— START —
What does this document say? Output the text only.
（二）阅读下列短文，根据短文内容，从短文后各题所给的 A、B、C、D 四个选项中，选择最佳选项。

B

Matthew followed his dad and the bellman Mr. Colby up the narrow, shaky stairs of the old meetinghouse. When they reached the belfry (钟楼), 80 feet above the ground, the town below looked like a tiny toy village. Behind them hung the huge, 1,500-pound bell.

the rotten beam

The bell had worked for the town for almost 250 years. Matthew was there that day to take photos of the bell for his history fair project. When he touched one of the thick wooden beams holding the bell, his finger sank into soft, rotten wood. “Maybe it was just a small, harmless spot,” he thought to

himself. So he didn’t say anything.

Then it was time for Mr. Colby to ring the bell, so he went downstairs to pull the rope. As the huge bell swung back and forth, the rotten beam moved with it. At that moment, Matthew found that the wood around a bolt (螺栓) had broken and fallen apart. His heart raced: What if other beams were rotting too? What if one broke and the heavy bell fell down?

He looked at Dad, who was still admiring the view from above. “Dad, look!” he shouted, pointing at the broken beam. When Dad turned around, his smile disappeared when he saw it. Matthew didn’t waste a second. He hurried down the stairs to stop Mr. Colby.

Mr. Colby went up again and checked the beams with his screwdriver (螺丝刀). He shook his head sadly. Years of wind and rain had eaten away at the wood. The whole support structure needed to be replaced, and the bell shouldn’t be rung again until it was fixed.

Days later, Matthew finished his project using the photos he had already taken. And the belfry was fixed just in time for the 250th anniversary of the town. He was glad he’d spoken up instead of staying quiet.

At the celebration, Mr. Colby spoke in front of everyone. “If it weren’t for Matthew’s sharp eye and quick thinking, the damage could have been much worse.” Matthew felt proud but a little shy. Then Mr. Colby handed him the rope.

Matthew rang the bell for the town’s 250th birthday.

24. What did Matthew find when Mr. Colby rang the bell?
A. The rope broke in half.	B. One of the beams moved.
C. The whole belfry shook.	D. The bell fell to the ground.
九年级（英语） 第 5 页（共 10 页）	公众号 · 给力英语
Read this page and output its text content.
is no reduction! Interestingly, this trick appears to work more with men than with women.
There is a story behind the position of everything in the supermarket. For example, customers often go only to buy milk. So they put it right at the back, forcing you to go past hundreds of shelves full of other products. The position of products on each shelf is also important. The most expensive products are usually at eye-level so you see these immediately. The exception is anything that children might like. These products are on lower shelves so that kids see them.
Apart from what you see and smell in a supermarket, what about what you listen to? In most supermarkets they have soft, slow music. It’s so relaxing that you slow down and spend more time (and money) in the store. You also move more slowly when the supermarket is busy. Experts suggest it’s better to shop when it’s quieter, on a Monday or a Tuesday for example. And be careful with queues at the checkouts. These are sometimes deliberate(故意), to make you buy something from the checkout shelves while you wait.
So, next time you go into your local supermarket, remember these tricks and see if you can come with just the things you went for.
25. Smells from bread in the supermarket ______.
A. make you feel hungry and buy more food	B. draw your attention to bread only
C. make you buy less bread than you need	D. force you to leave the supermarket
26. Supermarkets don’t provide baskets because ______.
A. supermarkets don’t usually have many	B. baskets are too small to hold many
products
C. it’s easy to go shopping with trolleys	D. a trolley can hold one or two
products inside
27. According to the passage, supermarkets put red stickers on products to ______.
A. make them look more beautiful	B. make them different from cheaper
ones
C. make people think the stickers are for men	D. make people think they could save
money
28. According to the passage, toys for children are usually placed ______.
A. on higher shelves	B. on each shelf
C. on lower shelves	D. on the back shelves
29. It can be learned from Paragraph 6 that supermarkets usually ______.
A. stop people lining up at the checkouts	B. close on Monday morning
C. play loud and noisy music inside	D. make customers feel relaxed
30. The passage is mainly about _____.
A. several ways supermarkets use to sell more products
— END —
**Written exercise**
Using the exact wording, write out all of the records.

**Task output**
What does this document say? Output the text only.
（二）阅读下列短文，根据短文内容，从短文后各题所给的 A、B、C、D 四个选项中，选择最佳选项。

B

Matthew followed his dad and the bellman Mr. Colby up the narrow, shaky stairs of the old meetinghouse. When they reached the belfry (钟楼), 80 feet above the ground, the town below looked like a tiny toy village. Behind them hung the huge, 1,500-pound bell.

the rotten beam

The bell had worked for the town for almost 250 years. Matthew was there that day to take photos of the bell for his history fair project. When he touched one of the thick wooden beams holding the bell, his finger sank into soft, rotten wood. “Maybe it was just a small, harmless spot,” he thought to

himself. So he didn’t say anything.

Then it was time for Mr. Colby to ring the bell, so he went downstairs to pull the rope. As the huge bell swung back and forth, the rotten beam moved with it. At that moment, Matthew found that the wood around a bolt (螺栓) had broken and fallen apart. His heart raced: What if other beams were rotting too? What if one broke and the heavy bell fell down?

He looked at Dad, who was still admiring the view from above. “Dad, look!” he shouted, pointing at the broken beam. When Dad turned around, his smile disappeared when he saw it. Matthew didn’t waste a second. He hurried down the stairs to stop Mr. Colby.

Mr. Colby went up again and checked the beams with his screwdriver (螺丝刀). He shook his head sadly. Years of wind and rain had eaten away at the wood. The whole support structure needed to be replaced, and the bell shouldn’t be rung again until it was fixed.

Days later, Matthew finished his project using the photos he had already taken. And the belfry was fixed just in time for the 250th anniversary of the town. He was glad he’d spoken up instead of staying quiet.

At the celebration, Mr. Colby spoke in front of everyone. “If it weren’t for Matthew’s sharp eye and quick thinking, the damage could have been much worse.” Matthew felt proud but a little shy. Then Mr. Colby handed him the rope.

Matthew rang the bell for the town’s 250th birthday.

24. What did Matthew find when Mr. Colby rang the bell?
A. The rope broke in half.	B. One of the beams moved.
C. The whole belfry shook.	D. The bell fell to the ground.
九年级（英语） 第 5 页（共 10 页）	公众号 · 给力英语
Read this page and output its text content.
is no reduction! Interestingly, this trick appears to work more with men than with women.
There is a story behind the position of everything in the supermarket. For example, customers often go only to buy milk. So they put it right at the back, forcing you to go past hundreds of shelves full of other products. The position of products on each shelf is also important. The most expensive products are usually at eye-level so you see these immediately. The exception is anything that children might like. These products are on lower shelves so that kids see them.
Apart from what you see and smell in a supermarket, what about what you listen to? In most supermarkets they have soft, slow music. It’s so relaxing that you slow down and spend more time (and money) in the store. You also move more slowly when the supermarket is busy. Experts suggest it’s better to shop when it’s quieter, on a Monday or a Tuesday for example. And be careful with queues at the checkouts. These are sometimes deliberate(故意), to make you buy something from the checkout shelves while you wait.
So, next time you go into your local supermarket, remember these tricks and see if you can come with just the things you went for.
25. Smells from bread in the supermarket ______.
A. make you feel hungry and buy more food	B. draw your attention to bread only
C. make you buy less bread than you need	D. force you to leave the supermarket
26. Supermarkets don’t provide baskets because ______.
A. supermarkets don’t usually have many	B. baskets are too small to hold many
products
C. it’s easy to go shopping with trolleys	D. a trolley can hold one or two
products inside
27. According to the passage, supermarkets put red stickers on products to ______.
A. make them look more beautiful	B. make them different from cheaper
ones
C. make people think the stickers are for men	D. make people think they could save
money
28. According to the passage, toys for children are usually placed ______.
A. on higher shelves	B. on each shelf
C. on lower shelves	D. on the back shelves
29. It can be learned from Paragraph 6 that supermarkets usually ______.
A. stop people lining up at the checkouts	B. close on Monday morning
C. play loud and noisy music inside	D. make customers feel relaxed
30. The passage is mainly about _____.
A. several ways supermarkets use to sell more products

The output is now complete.